— Start RECORD EXTRACTS —

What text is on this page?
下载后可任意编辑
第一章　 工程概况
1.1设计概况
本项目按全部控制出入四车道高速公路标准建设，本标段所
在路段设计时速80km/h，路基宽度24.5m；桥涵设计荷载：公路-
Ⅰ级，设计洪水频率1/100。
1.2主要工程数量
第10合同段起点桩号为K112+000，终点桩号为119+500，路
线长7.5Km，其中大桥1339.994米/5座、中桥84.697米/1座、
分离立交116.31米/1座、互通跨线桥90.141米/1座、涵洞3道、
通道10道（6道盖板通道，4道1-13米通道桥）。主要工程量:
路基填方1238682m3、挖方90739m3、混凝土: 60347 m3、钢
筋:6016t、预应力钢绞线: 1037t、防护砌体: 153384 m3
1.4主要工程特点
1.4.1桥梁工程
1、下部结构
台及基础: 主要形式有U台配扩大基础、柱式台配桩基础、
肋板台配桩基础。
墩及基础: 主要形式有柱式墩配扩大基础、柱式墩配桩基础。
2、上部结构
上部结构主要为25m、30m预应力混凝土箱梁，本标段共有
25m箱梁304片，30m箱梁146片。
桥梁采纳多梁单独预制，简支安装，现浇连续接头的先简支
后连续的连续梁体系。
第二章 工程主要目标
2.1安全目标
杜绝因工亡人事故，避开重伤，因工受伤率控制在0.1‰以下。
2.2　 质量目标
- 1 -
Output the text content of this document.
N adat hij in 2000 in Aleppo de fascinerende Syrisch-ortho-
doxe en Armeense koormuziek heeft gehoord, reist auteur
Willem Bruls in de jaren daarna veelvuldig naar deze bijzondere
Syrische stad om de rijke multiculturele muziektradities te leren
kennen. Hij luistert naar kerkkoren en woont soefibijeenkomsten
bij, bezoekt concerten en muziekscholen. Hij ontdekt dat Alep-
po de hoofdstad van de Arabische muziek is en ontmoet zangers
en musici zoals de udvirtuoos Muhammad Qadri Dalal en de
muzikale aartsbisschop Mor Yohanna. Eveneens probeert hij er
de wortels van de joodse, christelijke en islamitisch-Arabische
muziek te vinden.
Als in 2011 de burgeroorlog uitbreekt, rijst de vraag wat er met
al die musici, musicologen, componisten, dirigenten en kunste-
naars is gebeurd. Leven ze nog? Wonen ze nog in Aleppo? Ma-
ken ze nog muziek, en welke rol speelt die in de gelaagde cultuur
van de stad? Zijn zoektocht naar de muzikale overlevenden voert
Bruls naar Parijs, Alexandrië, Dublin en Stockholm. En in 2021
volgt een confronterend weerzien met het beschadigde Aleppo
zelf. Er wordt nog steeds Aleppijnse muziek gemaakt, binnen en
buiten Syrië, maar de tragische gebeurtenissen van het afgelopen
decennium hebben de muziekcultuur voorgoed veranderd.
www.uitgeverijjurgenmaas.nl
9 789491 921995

— End RECORD EXTRACTS —

### YOUR TASK
Go through the entries and return each line where the word "muzikale" appears.

### TASK OUTPUT
muzikale aartsbisschop Mor Yohanna. Eveneens probeert hij er
van de stad? Zijn zoektocht naar de muzikale overlevenden voert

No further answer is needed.